• **RECORDS SHOWN**
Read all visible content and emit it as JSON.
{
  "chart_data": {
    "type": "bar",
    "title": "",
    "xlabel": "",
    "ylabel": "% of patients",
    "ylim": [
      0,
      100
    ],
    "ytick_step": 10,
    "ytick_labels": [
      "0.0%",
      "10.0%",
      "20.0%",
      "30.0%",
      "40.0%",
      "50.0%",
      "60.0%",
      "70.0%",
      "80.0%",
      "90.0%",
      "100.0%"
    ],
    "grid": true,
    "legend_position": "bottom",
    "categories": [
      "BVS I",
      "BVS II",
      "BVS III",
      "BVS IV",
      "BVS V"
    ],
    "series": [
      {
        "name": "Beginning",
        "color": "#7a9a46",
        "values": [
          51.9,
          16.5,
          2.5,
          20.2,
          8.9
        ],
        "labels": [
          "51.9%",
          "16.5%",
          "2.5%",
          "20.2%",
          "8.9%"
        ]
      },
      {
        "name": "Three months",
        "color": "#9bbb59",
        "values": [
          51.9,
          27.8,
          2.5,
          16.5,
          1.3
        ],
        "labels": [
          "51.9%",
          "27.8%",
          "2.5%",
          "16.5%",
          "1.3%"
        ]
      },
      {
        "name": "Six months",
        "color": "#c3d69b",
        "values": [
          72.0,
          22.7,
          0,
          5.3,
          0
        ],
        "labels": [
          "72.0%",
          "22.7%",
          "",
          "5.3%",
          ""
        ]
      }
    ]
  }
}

• **PROBLEM**
Retype the data exactly as it reads.

• **REPLY**
Read all visible content and emit it as JSON.
{
  "chart_data": {
    "type": "bar",
    "title": "",
    "xlabel": "",
    "ylabel": "% of patients",
    "ylim": [
      0,
      100
    ],
    "ytick_step": 10,
    "ytick_labels": [
      "0.0%",
      "10.0%",
      "20.0%",
      "30.0%",
      "40.0%",
      "50.0%",
      "60.0%",
      "70.0%",
      "80.0%",
      "90.0%",
      "100.0%"
    ],
    "grid": true,
    "legend_position": "bottom",
    "categories": [
      "BVS I",
      "BVS II",
      "BVS III",
      "BVS IV",
      "BVS V"
    ],
    "series": [
      {
        "name": "Beginning",
        "color": "#7a9a46",
        "values": [
          51.9,
          16.5,
          2.5,
          20.2,
          8.9
        ],
        "labels": [
          "51.9%",
          "16.5%",
          "2.5%",
          "20.2%",
          "8.9%"
        ]
      },
      {
        "name": "Three months",
        "color": "#9bbb59",
        "values": [
          51.9,
          27.8,
          2.5,
          16.5,
          1.3
        ],
        "labels": [
          "51.9%",
          "27.8%",
          "2.5%",
          "16.5%",
          "1.3%"
        ]
      },
      {
        "name": "Six months",
        "color": "#c3d69b",
        "values": [
          72.0,
          22.7,
          0,
          5.3,
          0
        ],
        "labels": [
          "72.0%",
          "22.7%",
          "",
          "5.3%",
          ""
        ]
      }
    ]
  }
}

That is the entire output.